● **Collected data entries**
-- Start --
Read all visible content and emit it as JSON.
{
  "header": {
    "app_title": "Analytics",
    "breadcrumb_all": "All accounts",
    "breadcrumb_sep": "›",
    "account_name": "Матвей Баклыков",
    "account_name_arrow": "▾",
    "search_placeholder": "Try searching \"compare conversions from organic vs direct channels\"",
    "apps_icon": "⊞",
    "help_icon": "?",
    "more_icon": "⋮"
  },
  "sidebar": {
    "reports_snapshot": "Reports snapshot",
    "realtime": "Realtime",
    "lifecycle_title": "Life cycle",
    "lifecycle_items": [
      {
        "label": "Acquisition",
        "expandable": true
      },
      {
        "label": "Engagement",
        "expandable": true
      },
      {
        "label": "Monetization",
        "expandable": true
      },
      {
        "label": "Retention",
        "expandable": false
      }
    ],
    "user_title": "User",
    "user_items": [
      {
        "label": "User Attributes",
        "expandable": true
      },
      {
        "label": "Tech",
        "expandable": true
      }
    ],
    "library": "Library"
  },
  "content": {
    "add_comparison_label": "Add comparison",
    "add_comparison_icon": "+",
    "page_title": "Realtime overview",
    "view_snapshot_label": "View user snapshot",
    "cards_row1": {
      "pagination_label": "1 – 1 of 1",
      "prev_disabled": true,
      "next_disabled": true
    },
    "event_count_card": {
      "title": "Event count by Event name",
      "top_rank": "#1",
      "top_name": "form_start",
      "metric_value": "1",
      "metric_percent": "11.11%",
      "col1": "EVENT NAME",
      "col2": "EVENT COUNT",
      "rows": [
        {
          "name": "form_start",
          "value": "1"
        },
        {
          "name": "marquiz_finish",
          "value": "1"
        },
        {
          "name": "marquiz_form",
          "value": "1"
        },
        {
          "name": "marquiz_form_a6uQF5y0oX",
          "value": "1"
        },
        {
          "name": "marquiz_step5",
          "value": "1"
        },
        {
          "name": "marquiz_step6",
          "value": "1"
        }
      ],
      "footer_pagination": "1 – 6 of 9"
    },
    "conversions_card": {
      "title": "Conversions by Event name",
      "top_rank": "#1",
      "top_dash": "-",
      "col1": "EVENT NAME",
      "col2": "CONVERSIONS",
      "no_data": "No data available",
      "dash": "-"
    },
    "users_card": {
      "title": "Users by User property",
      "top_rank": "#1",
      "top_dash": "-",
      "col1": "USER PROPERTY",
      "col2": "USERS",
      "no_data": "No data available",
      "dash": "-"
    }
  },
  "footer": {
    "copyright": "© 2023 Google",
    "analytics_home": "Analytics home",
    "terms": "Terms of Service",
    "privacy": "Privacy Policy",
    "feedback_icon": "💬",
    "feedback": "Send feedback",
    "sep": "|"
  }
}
-- End --
● **SET PROBLEM**
Using the entries above, state how many lines include the word "snapshot", with no other words.

● **IN RESPONSE**
2